↓
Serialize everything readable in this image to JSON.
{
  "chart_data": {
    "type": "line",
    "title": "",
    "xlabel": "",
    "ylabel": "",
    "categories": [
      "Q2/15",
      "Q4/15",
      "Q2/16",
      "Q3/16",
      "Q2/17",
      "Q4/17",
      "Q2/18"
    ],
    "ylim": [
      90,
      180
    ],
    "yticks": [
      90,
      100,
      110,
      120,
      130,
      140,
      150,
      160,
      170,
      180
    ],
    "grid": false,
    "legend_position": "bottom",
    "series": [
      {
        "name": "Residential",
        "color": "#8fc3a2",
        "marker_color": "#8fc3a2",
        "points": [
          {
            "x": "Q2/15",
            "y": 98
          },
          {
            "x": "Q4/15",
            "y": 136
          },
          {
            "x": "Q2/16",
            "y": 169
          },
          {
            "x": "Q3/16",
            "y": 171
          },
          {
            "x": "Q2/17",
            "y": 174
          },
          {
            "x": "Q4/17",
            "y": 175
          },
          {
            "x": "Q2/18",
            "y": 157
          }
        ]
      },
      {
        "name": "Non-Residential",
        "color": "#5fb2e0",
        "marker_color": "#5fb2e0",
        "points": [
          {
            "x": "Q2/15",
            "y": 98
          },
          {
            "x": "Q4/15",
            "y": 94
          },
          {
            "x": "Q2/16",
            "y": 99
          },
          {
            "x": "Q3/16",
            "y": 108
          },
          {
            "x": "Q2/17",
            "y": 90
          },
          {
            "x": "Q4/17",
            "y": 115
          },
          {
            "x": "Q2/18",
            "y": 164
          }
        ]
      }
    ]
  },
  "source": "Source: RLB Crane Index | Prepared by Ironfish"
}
↑
● **To do**
Repeat each entry word for word.

● **Output for this exercise**
Serialize everything readable in this image to JSON.
{
  "chart_data": {
    "type": "line",
    "title": "",
    "xlabel": "",
    "ylabel": "",
    "categories": [
      "Q2/15",
      "Q4/15",
      "Q2/16",
      "Q3/16",
      "Q2/17",
      "Q4/17",
      "Q2/18"
    ],
    "ylim": [
      90,
      180
    ],
    "yticks": [
      90,
      100,
      110,
      120,
      130,
      140,
      150,
      160,
      170,
      180
    ],
    "grid": false,
    "legend_position": "bottom",
    "series": [
      {
        "name": "Residential",
        "color": "#8fc3a2",
        "marker_color": "#8fc3a2",
        "points": [
          {
            "x": "Q2/15",
            "y": 98
          },
          {
            "x": "Q4/15",
            "y": 136
          },
          {
            "x": "Q2/16",
            "y": 169
          },
          {
            "x": "Q3/16",
            "y": 171
          },
          {
            "x": "Q2/17",
            "y": 174
          },
          {
            "x": "Q4/17",
            "y": 175
          },
          {
            "x": "Q2/18",
            "y": 157
          }
        ]
      },
      {
        "name": "Non-Residential",
        "color": "#5fb2e0",
        "marker_color": "#5fb2e0",
        "points": [
          {
            "x": "Q2/15",
            "y": 98
          },
          {
            "x": "Q4/15",
            "y": 94
          },
          {
            "x": "Q2/16",
            "y": 99
          },
          {
            "x": "Q3/16",
            "y": 108
          },
          {
            "x": "Q2/17",
            "y": 90
          },
          {
            "x": "Q4/17",
            "y": 115
          },
          {
            "x": "Q2/18",
            "y": 164
          }
        ]
      }
    ]
  },
  "source": "Source: RLB Crane Index | Prepared by Ironfish"
}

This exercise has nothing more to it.